** TASK OBJECTIVE **
Filter for the word "name" and keep each matching line.
☆ ☆ ☆ ☆
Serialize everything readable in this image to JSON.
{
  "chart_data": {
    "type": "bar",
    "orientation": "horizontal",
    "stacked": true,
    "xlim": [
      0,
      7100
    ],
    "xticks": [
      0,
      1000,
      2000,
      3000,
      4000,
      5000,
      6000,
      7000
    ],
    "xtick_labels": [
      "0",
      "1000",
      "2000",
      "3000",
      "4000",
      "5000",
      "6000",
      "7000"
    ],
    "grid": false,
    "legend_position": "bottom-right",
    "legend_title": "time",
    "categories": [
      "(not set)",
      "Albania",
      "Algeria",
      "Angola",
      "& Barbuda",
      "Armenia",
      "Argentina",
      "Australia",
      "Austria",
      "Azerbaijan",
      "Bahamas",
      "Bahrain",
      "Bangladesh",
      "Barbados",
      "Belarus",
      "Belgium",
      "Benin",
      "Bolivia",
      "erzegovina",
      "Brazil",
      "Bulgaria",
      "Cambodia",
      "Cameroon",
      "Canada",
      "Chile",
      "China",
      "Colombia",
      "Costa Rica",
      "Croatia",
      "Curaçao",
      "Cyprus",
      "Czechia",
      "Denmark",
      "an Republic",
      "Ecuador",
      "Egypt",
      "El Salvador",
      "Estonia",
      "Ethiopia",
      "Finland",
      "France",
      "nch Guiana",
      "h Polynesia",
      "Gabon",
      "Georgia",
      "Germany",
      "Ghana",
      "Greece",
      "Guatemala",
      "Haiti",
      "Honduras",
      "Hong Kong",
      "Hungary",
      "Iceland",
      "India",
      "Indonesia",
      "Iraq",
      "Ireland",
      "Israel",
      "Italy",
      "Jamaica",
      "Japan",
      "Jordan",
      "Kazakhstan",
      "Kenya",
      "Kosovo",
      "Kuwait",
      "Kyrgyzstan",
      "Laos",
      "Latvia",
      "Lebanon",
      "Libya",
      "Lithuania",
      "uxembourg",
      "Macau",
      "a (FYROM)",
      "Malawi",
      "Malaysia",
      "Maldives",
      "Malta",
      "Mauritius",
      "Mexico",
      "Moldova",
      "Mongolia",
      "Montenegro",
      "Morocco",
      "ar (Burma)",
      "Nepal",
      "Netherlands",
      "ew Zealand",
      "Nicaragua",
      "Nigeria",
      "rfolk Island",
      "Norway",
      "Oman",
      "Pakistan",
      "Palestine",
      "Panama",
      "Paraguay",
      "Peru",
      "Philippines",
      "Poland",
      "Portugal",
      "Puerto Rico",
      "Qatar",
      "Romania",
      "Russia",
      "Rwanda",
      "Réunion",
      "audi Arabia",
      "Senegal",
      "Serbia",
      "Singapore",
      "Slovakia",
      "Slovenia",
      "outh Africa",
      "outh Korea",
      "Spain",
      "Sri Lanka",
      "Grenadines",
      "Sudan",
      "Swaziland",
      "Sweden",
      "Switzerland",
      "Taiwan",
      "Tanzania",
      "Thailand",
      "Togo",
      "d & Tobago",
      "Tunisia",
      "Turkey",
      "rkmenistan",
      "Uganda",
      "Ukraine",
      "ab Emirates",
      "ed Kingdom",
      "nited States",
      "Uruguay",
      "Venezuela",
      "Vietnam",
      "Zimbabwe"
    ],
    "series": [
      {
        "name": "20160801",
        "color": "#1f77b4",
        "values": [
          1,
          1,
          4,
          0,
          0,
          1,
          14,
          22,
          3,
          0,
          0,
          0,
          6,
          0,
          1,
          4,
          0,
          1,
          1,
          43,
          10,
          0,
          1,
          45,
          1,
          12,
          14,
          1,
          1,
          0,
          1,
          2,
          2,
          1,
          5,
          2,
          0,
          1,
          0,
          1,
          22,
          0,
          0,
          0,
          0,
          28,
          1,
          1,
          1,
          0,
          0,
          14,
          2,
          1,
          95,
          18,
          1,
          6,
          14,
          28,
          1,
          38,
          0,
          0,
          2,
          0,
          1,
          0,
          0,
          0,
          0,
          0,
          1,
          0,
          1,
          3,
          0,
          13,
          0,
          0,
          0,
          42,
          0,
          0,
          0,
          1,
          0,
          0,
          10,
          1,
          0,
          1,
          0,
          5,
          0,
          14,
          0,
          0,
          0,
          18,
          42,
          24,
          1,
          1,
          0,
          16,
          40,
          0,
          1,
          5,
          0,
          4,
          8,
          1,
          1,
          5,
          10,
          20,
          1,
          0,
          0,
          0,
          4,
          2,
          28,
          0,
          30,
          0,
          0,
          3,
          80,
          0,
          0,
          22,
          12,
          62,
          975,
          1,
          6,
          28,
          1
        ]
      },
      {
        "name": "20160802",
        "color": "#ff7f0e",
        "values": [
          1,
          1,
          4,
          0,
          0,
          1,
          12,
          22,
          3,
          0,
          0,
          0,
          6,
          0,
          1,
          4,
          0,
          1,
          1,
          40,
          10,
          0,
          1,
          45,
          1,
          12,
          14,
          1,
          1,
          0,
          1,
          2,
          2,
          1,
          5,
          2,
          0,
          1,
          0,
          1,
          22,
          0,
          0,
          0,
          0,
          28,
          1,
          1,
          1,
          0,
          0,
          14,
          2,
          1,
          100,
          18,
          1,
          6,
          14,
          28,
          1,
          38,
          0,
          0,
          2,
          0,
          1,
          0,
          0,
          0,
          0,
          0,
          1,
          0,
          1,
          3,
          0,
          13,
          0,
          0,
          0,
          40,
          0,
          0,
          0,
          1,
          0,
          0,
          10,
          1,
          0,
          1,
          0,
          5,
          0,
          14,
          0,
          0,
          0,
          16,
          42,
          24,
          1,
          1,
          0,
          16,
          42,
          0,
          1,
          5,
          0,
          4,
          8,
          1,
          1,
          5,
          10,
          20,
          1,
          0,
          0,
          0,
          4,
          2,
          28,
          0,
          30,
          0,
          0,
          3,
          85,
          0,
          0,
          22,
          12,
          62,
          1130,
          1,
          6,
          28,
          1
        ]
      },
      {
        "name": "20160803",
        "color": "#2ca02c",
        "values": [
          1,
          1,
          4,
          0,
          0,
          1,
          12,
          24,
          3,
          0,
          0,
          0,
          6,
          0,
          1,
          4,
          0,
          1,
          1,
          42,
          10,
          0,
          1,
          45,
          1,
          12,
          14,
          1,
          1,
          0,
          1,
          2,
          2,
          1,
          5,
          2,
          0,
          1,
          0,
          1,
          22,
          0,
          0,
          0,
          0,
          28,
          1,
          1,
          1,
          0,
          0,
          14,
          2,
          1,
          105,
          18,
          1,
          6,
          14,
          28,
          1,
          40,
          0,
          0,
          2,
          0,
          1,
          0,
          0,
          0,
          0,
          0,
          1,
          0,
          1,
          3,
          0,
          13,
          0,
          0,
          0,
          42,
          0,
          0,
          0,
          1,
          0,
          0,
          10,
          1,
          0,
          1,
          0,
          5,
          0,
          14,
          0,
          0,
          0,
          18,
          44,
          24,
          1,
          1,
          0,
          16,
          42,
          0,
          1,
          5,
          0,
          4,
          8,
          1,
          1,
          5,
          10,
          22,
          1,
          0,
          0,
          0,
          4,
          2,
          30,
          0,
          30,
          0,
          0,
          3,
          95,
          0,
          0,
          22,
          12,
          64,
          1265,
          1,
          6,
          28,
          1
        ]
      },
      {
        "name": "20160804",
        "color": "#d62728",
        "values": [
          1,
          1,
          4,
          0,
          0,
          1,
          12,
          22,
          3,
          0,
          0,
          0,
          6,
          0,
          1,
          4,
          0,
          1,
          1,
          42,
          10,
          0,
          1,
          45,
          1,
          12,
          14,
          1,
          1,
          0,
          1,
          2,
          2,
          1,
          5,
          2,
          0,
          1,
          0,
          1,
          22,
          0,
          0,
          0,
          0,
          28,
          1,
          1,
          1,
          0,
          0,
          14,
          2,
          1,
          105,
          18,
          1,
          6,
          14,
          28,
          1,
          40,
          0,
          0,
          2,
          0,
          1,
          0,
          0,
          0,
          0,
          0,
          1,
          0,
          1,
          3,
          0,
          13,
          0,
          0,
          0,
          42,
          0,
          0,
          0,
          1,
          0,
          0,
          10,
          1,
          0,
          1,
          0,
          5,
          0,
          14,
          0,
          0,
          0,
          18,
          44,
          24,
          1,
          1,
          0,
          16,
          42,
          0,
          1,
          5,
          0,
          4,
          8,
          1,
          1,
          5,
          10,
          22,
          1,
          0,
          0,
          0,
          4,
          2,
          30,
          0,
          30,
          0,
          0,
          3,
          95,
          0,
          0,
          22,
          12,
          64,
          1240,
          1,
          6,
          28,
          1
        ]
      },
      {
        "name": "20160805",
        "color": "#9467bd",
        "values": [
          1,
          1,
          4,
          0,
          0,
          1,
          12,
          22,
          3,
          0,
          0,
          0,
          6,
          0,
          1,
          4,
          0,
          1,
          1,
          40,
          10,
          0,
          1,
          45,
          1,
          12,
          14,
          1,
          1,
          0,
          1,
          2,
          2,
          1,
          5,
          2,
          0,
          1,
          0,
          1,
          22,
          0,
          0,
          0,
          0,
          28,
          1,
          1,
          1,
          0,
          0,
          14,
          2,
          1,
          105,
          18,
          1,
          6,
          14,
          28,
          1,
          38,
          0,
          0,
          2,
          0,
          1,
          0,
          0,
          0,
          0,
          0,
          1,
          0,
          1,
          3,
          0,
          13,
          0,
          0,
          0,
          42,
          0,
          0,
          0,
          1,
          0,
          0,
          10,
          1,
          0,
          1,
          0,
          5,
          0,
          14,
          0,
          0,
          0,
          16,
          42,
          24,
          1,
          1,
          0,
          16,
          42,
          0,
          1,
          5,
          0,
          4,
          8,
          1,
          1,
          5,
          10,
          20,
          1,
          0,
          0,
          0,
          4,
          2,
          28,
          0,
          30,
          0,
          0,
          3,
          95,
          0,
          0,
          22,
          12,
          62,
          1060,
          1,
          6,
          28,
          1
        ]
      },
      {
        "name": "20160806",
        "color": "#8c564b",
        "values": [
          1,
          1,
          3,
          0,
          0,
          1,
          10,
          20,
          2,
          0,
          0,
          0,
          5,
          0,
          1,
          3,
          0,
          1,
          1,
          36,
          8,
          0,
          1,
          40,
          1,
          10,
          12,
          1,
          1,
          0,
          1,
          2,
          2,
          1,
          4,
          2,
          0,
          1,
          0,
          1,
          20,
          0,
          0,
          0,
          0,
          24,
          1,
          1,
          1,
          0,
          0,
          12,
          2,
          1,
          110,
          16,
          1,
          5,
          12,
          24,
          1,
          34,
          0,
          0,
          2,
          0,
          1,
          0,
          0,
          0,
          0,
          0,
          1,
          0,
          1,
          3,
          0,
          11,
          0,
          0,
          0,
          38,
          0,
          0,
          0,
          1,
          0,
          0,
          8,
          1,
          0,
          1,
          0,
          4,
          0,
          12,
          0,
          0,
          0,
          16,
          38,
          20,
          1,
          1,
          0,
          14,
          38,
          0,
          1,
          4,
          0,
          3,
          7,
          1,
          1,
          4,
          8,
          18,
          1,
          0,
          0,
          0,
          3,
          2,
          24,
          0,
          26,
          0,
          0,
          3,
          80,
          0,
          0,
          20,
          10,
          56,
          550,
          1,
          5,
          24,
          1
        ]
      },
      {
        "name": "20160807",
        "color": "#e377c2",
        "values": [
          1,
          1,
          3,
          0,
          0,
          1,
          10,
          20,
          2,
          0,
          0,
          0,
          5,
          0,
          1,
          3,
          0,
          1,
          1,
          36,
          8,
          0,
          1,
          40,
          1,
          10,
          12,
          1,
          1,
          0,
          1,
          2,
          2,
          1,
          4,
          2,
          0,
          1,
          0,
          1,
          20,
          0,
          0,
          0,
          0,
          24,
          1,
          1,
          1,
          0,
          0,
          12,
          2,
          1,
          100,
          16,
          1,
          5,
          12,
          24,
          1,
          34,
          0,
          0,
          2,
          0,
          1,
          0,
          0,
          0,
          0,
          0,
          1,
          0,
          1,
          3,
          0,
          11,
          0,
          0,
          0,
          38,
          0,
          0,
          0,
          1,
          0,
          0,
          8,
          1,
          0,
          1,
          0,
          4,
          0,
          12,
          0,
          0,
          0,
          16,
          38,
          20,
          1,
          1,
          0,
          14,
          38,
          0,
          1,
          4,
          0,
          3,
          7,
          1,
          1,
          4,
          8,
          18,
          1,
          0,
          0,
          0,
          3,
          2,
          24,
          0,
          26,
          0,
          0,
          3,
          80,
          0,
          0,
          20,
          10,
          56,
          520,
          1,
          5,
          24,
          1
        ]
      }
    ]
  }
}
☆ ☆ ☆ ☆
** SOLUTION FOR THIS TASK **
        "name": "20160801",
        "name": "20160802",
        "name": "20160803",
        "name": "20160804",
        "name": "20160805",
        "name": "20160806",
        "name": "20160807",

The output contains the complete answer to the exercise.